- Work required:
Copy out every line of the records where the string "this" occurs.

- Input records:
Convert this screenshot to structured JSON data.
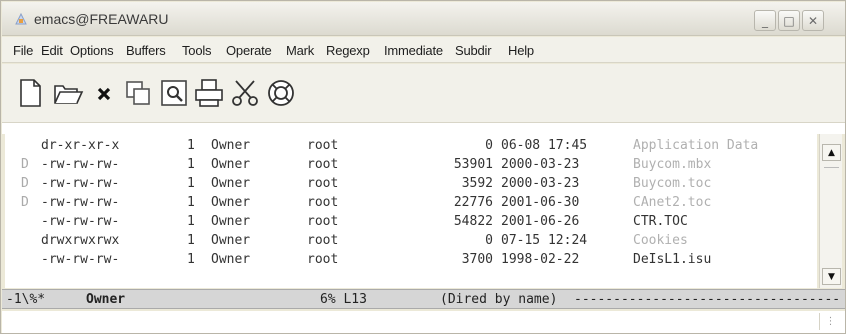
{
  "window": {
    "title": "emacs@FREAWARU",
    "controls": {
      "minimize": "_",
      "maximize": "□",
      "close": "✕"
    }
  },
  "menubar": {
    "items": [
      "File",
      "Edit",
      "Options",
      "Buffers",
      "Tools",
      "Operate",
      "Mark",
      "Regexp",
      "Immediate",
      "Subdir",
      "Help"
    ]
  },
  "toolbar": {
    "tools": [
      {
        "icon": "new-file-icon"
      },
      {
        "icon": "open-folder-icon"
      },
      {
        "icon": "close-x-icon"
      },
      {
        "icon": "copy-icon"
      },
      {
        "icon": "search-page-icon"
      },
      {
        "icon": "print-icon"
      },
      {
        "icon": "cut-scissors-icon"
      },
      {
        "icon": "help-lifebuoy-icon"
      }
    ]
  },
  "dired": {
    "rows": [
      {
        "mark": "",
        "perms": "dr-xr-xr-x",
        "links": "1",
        "owner": "Owner",
        "group": "root",
        "size": "0",
        "date": "06-08 17:45",
        "name": "Application Data"
      },
      {
        "mark": "D",
        "perms": "-rw-rw-rw-",
        "links": "1",
        "owner": "Owner",
        "group": "root",
        "size": "53901",
        "date": "2000-03-23",
        "name": "Buycom.mbx"
      },
      {
        "mark": "D",
        "perms": "-rw-rw-rw-",
        "links": "1",
        "owner": "Owner",
        "group": "root",
        "size": "3592",
        "date": "2000-03-23",
        "name": "Buycom.toc"
      },
      {
        "mark": "D",
        "perms": "-rw-rw-rw-",
        "links": "1",
        "owner": "Owner",
        "group": "root",
        "size": "22776",
        "date": "2001-06-30",
        "name": "CAnet2.toc"
      },
      {
        "mark": "",
        "perms": "-rw-rw-rw-",
        "links": "1",
        "owner": "Owner",
        "group": "root",
        "size": "54822",
        "date": "2001-06-26",
        "name": "CTR.TOC"
      },
      {
        "mark": "",
        "perms": "drwxrwxrwx",
        "links": "1",
        "owner": "Owner",
        "group": "root",
        "size": "0",
        "date": "07-15 12:24",
        "name": "Cookies"
      },
      {
        "mark": "",
        "perms": "-rw-rw-rw-",
        "links": "1",
        "owner": "Owner",
        "group": "root",
        "size": "3700",
        "date": "1998-02-22",
        "name": "DeIsL1.isu"
      }
    ]
  },
  "modeline": {
    "status": "-1\\%*",
    "buffer": "Owner",
    "position": "6% L13",
    "mode": "(Dired by name)",
    "fill": "-----------------------------------"
  },
  "scrollbar": {
    "up": "▲",
    "down": "▼"
  }
}
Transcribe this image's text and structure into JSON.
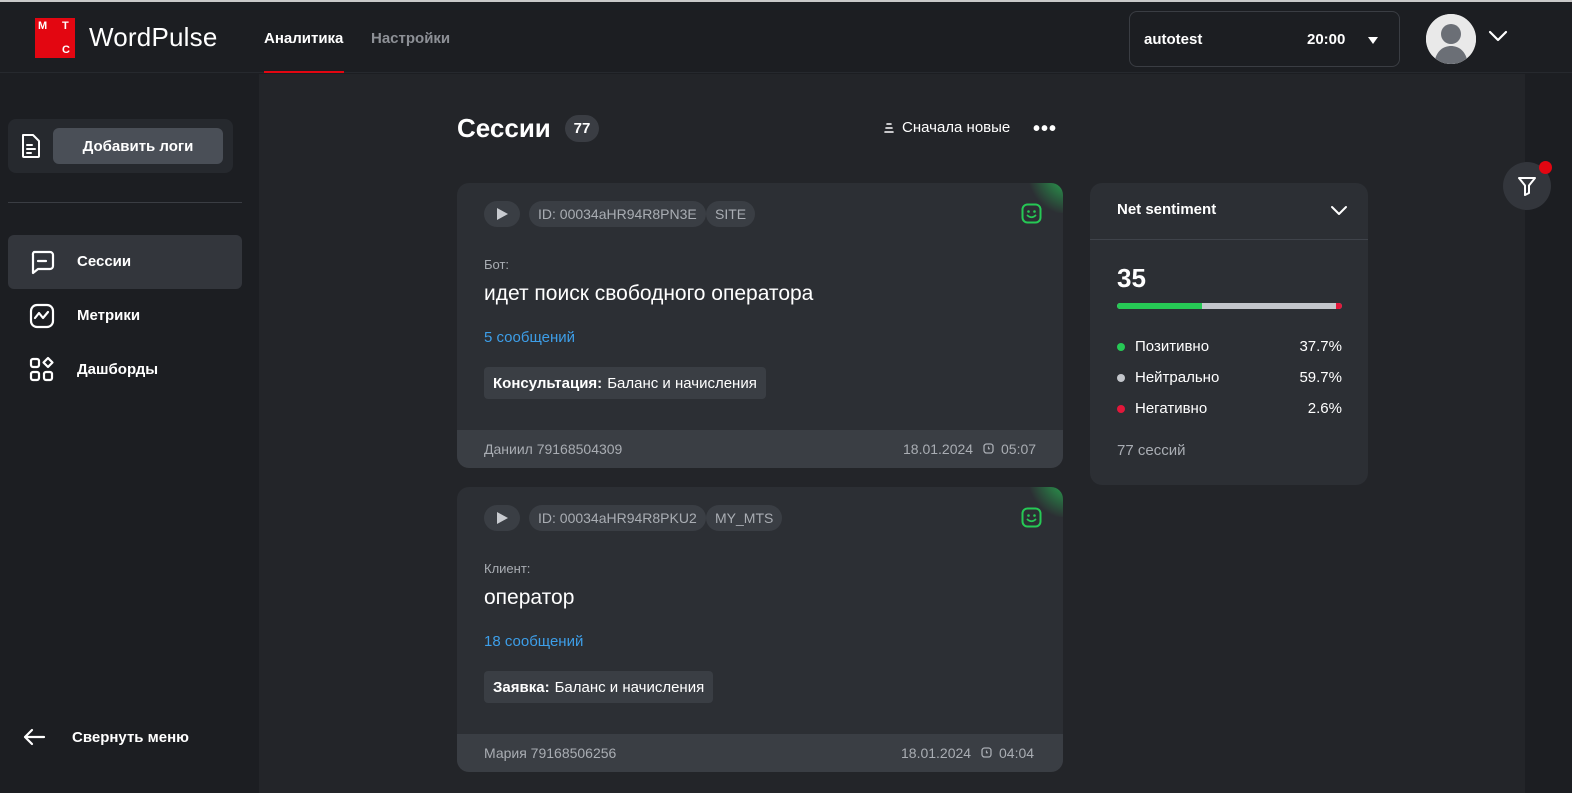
{
  "header": {
    "logo_letters": [
      "М",
      "Т",
      "С"
    ],
    "brand": "WordPulse",
    "tabs": [
      {
        "label": "Аналитика",
        "active": true
      },
      {
        "label": "Настройки",
        "active": false
      }
    ],
    "account": {
      "name": "autotest",
      "time": "20:00"
    },
    "accent_color": "#e30611"
  },
  "sidebar": {
    "add_logs_label": "Добавить логи",
    "items": [
      {
        "label": "Сессии",
        "icon": "chat-icon",
        "active": true
      },
      {
        "label": "Метрики",
        "icon": "metrics-icon",
        "active": false
      },
      {
        "label": "Дашборды",
        "icon": "dashboards-icon",
        "active": false
      }
    ],
    "collapse_label": "Свернуть меню"
  },
  "main": {
    "title": "Сессии",
    "count": "77",
    "sort_label": "Сначала новые",
    "more_label": "•••",
    "sessions": [
      {
        "id": "ID: 00034aHR94R8PN3E",
        "channel": "SITE",
        "speaker": "Бот:",
        "message": "идет поиск свободного оператора",
        "messages_count": "5 сообщений",
        "topic_type": "Консультация:",
        "topic": "Баланс и начисления",
        "user": "Даниил 79168504309",
        "date": "18.01.2024",
        "time": "05:07",
        "sentiment": "positive"
      },
      {
        "id": "ID: 00034aHR94R8PKU2",
        "channel": "MY_MTS",
        "speaker": "Клиент:",
        "message": "оператор",
        "messages_count": "18 сообщений",
        "topic_type": "Заявка:",
        "topic": "Баланс и начисления",
        "user": "Мария 79168506256",
        "date": "18.01.2024",
        "time": "04:04",
        "sentiment": "positive"
      }
    ]
  },
  "sentiment_panel": {
    "title": "Net sentiment",
    "score": "35",
    "rows": [
      {
        "label": "Позитивно",
        "value": "37.7%",
        "fraction": 0.377,
        "color": "#26c955"
      },
      {
        "label": "Нейтрально",
        "value": "59.7%",
        "fraction": 0.597,
        "color": "#c3c6cb"
      },
      {
        "label": "Негативно",
        "value": "2.6%",
        "fraction": 0.026,
        "color": "#e3173a"
      }
    ],
    "sessions_label": "77 сессий"
  },
  "filter": {
    "icon": "filter-icon",
    "has_active": true
  }
}
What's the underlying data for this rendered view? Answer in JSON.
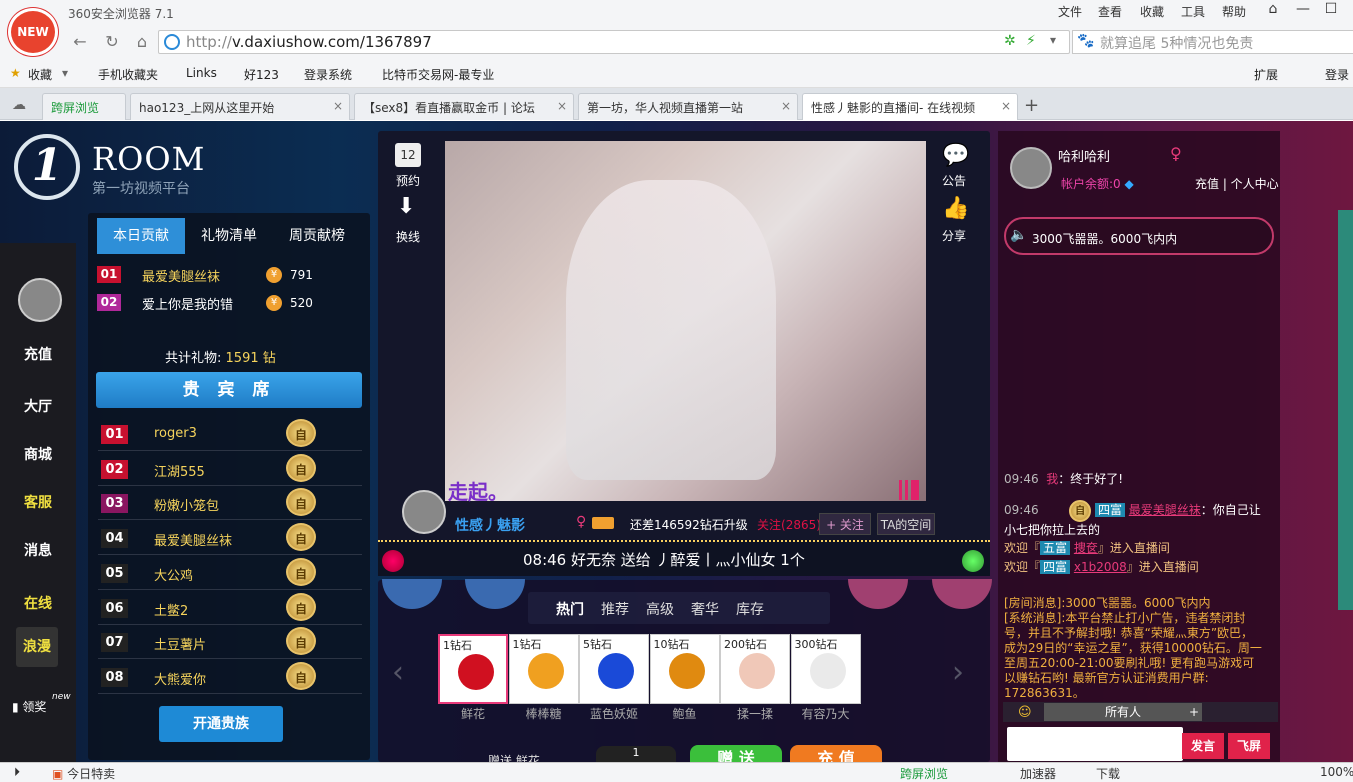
{
  "browser": {
    "app_title": "360安全浏览器 7.1",
    "logo_text": "NEW",
    "menus": [
      "文件",
      "查看",
      "收藏",
      "工具",
      "帮助"
    ],
    "url_prefix": "http://",
    "url_body": "v.daxiushow.com/1367897",
    "search_text": "就算追尾 5种情况也免责",
    "favorites": [
      "收藏",
      "手机收藏夹",
      "Links",
      "好123",
      "登录系统",
      "比特币交易网-最专业"
    ],
    "fav_right": [
      "扩展",
      "登录"
    ],
    "tabs": [
      {
        "label": "跨屏浏览"
      },
      {
        "label": "hao123_上网从这里开始"
      },
      {
        "label": "【sex8】看直播赢取金币 | 论坛"
      },
      {
        "label": "第一坊，华人视频直播第一站"
      },
      {
        "label": "性感丿魅影的直播间- 在线视频"
      }
    ],
    "status": {
      "left": "今日特卖",
      "cross": "跨屏浏览",
      "accel": "加速器",
      "download": "下载",
      "zoom": "100%"
    }
  },
  "site": {
    "logo_glyph": "1",
    "room_title": "ROOM",
    "room_subtitle": "第一坊视频平台",
    "sidebar": [
      "充值",
      "大厅",
      "商城",
      "客服",
      "消息",
      "在线",
      "浪漫",
      "领奖"
    ],
    "sidebar_new": "new"
  },
  "contrib": {
    "tabs": [
      "本日贡献",
      "礼物清单",
      "周贡献榜"
    ],
    "rows": [
      {
        "rank": "01",
        "name": "最爱美腿丝袜",
        "value": "791"
      },
      {
        "rank": "02",
        "name": "爱上你是我的错",
        "value": "520"
      }
    ],
    "coin_glyph": "¥",
    "total_label": "共计礼物:",
    "total_value": "1591",
    "total_unit": "钻",
    "vip_title": "贵 宾 席",
    "vip_badge": "自",
    "vip": [
      {
        "rank": "01",
        "name": "roger3"
      },
      {
        "rank": "02",
        "name": "江湖555"
      },
      {
        "rank": "03",
        "name": "粉嫩小笼包"
      },
      {
        "rank": "04",
        "name": "最爱美腿丝袜"
      },
      {
        "rank": "05",
        "name": "大公鸡"
      },
      {
        "rank": "06",
        "name": "土鳖2"
      },
      {
        "rank": "07",
        "name": "土豆薯片"
      },
      {
        "rank": "08",
        "name": "大熊爱你"
      }
    ],
    "vip_button": "开通贵族"
  },
  "stage": {
    "left_icons": [
      {
        "label": "预约"
      },
      {
        "label": "换线"
      }
    ],
    "right_icons": [
      {
        "label": "公告"
      },
      {
        "label": "分享"
      }
    ],
    "video_caption": "走起。",
    "host_name": "性感丿魅影",
    "upgrade_text": "还差146592钻石升级",
    "follow_text": "关注",
    "follow_count": "(2865)",
    "follow_button": "+ 关注",
    "space_button": "TA的空间",
    "marquee": "08:46  好无奈 送给 丿醉爱丨灬小仙女   1个"
  },
  "gifts": {
    "categories": [
      "热门",
      "推荐",
      "高级",
      "奢华",
      "库存"
    ],
    "items": [
      {
        "price": "1钻石",
        "name": "鲜花",
        "color": "#d01020"
      },
      {
        "price": "1钻石",
        "name": "棒棒糖",
        "color": "#f0a020"
      },
      {
        "price": "5钻石",
        "name": "蓝色妖姬",
        "color": "#1a4ad8"
      },
      {
        "price": "10钻石",
        "name": "鲍鱼",
        "color": "#e08a10"
      },
      {
        "price": "200钻石",
        "name": "揉一揉",
        "color": "#f0c8b8"
      },
      {
        "price": "300钻石",
        "name": "有容乃大",
        "color": "#eaeaea"
      }
    ],
    "send_label": "赠送",
    "send_gift": "鲜花",
    "send_qty": "1",
    "send_button": "赠 送",
    "charge_button": "充 值"
  },
  "chatpanel": {
    "username": "哈利哈利",
    "gender": "♀",
    "balance": "帐户余额:0",
    "links": "充值 | 个人中心",
    "speaker": "3000飞噐噐。6000飞内内",
    "messages": {
      "m1_time": "09:46",
      "m1_name": "我",
      "m1_text": "：终于好了!",
      "m2_time": "09:46",
      "m2_badge": "自",
      "m2_level": "四富",
      "m2_name": "最爱美腿丝袜",
      "m2_text": "：你自己让小七把你拉上去的",
      "m3_pre": "欢迎『",
      "m3_level": "五富",
      "m3_name": "捜奁",
      "m3_post": "』进入直播间",
      "m4_pre": "欢迎『",
      "m4_level": "四富",
      "m4_name": "x1b2008",
      "m4_post": "』进入直播间"
    },
    "system": "[房间消息]:3000飞噐噐。6000飞内内\n[系统消息]:本平台禁止打小广告，违者禁闭封号，并且不予解封哦! 恭喜“荣耀灬東方”欧巴，成为29日的“幸运之星”，获得10000钻石。周一至周五20:00-21:00要刷礼哦! 更有跑马游戏可以赚钻石哟! 最新官方认证消费用户群: 172863631。",
    "audience": "所有人",
    "plus": "+",
    "say_button": "发言",
    "fly_button": "飞屏"
  }
}
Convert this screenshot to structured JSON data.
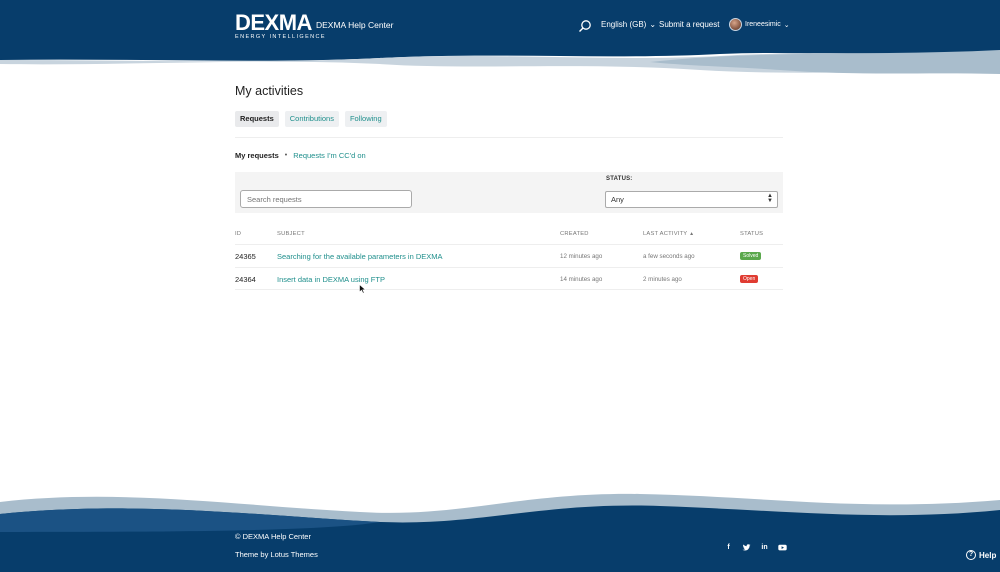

- Expected output:
Convert this screenshot to structured JSON data.
Transcribe this image's text and structure into JSON.
What's the underlying data for this rendered view? Answer in JSON.
Convert this screenshot to structured JSON data.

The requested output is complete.